* begin *
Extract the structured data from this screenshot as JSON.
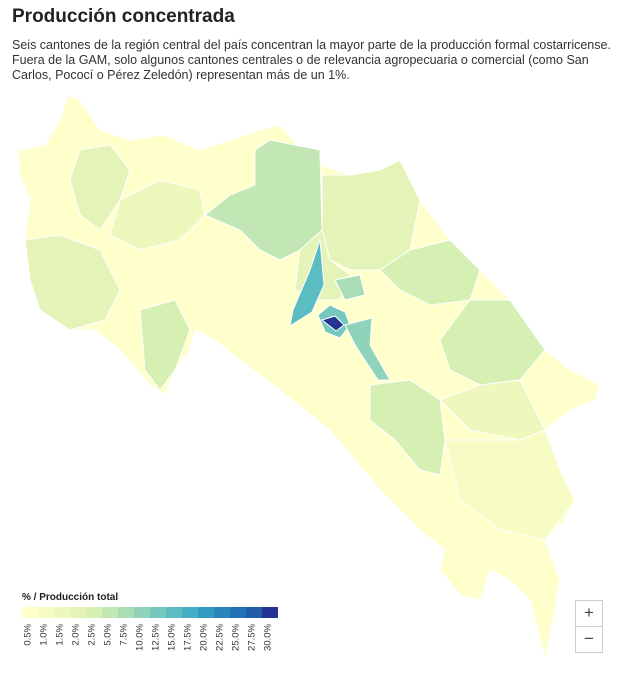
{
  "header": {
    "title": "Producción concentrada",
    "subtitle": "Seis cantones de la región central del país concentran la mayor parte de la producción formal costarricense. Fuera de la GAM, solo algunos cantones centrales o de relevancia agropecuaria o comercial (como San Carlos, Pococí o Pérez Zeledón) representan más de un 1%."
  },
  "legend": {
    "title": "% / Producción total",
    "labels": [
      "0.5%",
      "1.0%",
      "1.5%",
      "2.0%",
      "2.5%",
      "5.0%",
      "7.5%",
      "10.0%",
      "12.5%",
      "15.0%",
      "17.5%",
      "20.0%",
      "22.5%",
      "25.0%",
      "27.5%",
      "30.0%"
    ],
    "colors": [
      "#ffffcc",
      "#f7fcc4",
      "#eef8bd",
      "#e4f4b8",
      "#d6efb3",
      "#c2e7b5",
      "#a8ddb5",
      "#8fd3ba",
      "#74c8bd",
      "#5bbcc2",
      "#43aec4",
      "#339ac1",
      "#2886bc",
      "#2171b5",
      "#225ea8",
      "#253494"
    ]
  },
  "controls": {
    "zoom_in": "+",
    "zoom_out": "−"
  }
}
* end *
*What to work on:* Transcribe every record above exactly as written, leaving out any pictures.

*Result for this task:*
Extract the structured data from this screenshot as JSON.
{
  "header": {
    "title": "Producción concentrada",
    "subtitle": "Seis cantones de la región central del país concentran la mayor parte de la producción formal costarricense. Fuera de la GAM, solo algunos cantones centrales o de relevancia agropecuaria o comercial (como San Carlos, Pococí o Pérez Zeledón) representan más de un 1%."
  },
  "legend": {
    "title": "% / Producción total",
    "labels": [
      "0.5%",
      "1.0%",
      "1.5%",
      "2.0%",
      "2.5%",
      "5.0%",
      "7.5%",
      "10.0%",
      "12.5%",
      "15.0%",
      "17.5%",
      "20.0%",
      "22.5%",
      "25.0%",
      "27.5%",
      "30.0%"
    ],
    "colors": [
      "#ffffcc",
      "#f7fcc4",
      "#eef8bd",
      "#e4f4b8",
      "#d6efb3",
      "#c2e7b5",
      "#a8ddb5",
      "#8fd3ba",
      "#74c8bd",
      "#5bbcc2",
      "#43aec4",
      "#339ac1",
      "#2886bc",
      "#2171b5",
      "#225ea8",
      "#253494"
    ]
  },
  "controls": {
    "zoom_in": "+",
    "zoom_out": "−"
  }
}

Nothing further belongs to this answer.